* [Extracted records]:

###

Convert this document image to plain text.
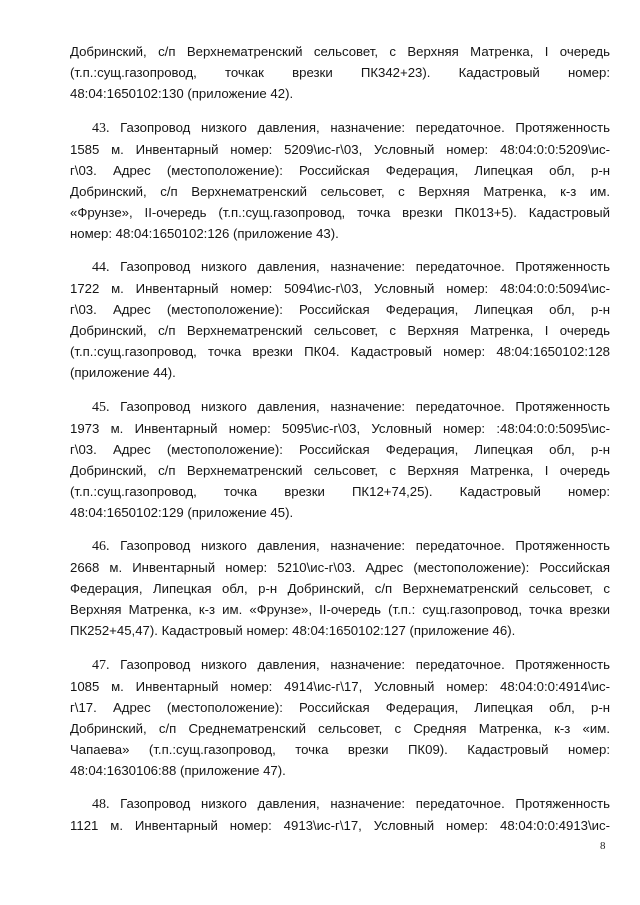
Добринский, с/п Верхнематренский сельсовет, с Верхняя Матренка, I очередь
(т.п.:сущ.газопровод, точкак врезки ПК342+23). Кадастровый номер:
48:04:1650102:130 (приложение 42).
43. Газопровод низкого давления, назначение: передаточное. Протяженность
1585 м. Инвентарный номер: 5209\ис-г\03, Условный номер: 48:04:0:0:5209\ис-
г\03. Адрес (местоположение): Российская Федерация, Липецкая обл, р-н
Добринский, с/п Верхнематренский сельсовет, с Верхняя Матренка, к-з им.
«Фрунзе», II-очередь (т.п.:сущ.газопровод, точка врезки ПК013+5). Кадастровый
номер: 48:04:1650102:126 (приложение 43).
44. Газопровод низкого давления, назначение: передаточное. Протяженность
1722 м. Инвентарный номер: 5094\ис-г\03, Условный номер: 48:04:0:0:5094\ис-
г\03. Адрес (местоположение): Российская Федерация, Липецкая обл, р-н
Добринский, с/п Верхнематренский сельсовет, с Верхняя Матренка, I очередь
(т.п.:сущ.газопровод, точка врезки ПК04. Кадастровый номер: 48:04:1650102:128
(приложение 44).
45. Газопровод низкого давления, назначение: передаточное. Протяженность
1973 м. Инвентарный номер: 5095\ис-г\03, Условный номер: :48:04:0:0:5095\ис-
г\03. Адрес (местоположение): Российская Федерация, Липецкая обл, р-н
Добринский, с/п Верхнематренский сельсовет, с Верхняя Матренка, I очередь
(т.п.:сущ.газопровод, точка врезки ПК12+74,25). Кадастровый номер:
48:04:1650102:129 (приложение 45).
46. Газопровод низкого давления, назначение: передаточное. Протяженность
2668 м. Инвентарный номер: 5210\ис-г\03. Адрес (местоположение): Российская
Федерация, Липецкая обл, р-н Добринский, с/п Верхнематренский сельсовет, с
Верхняя Матренка, к-з им. «Фрунзе», II-очередь (т.п.: сущ.газопровод, точка врезки
ПК252+45,47). Кадастровый номер: 48:04:1650102:127 (приложение 46).
47. Газопровод низкого давления, назначение: передаточное. Протяженность
1085 м. Инвентарный номер: 4914\ис-г\17, Условный номер: 48:04:0:0:4914\ис-
г\17. Адрес (местоположение): Российская Федерация, Липецкая обл, р-н
Добринский, с/п Среднематренский сельсовет, с Средняя Матренка, к-з «им.
Чапаева» (т.п.:сущ.газопровод, точка врезки ПК09). Кадастровый номер:
48:04:1630106:88 (приложение 47).
48. Газопровод низкого давления, назначение: передаточное. Протяженность
1121 м. Инвентарный номер: 4913\ис-г\17, Условный номер: 48:04:0:0:4913\ис-
8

###

* [To be done]: Which lines hold the word "приложение"? Show each one.

* [Answer to this task]:
48:04:1650102:130 (приложение 42).
номер: 48:04:1650102:126 (приложение 43).
(приложение 44).
48:04:1650102:129 (приложение 45).
ПК252+45,47). Кадастровый номер: 48:04:1650102:127 (приложение 46).
48:04:1630106:88 (приложение 47).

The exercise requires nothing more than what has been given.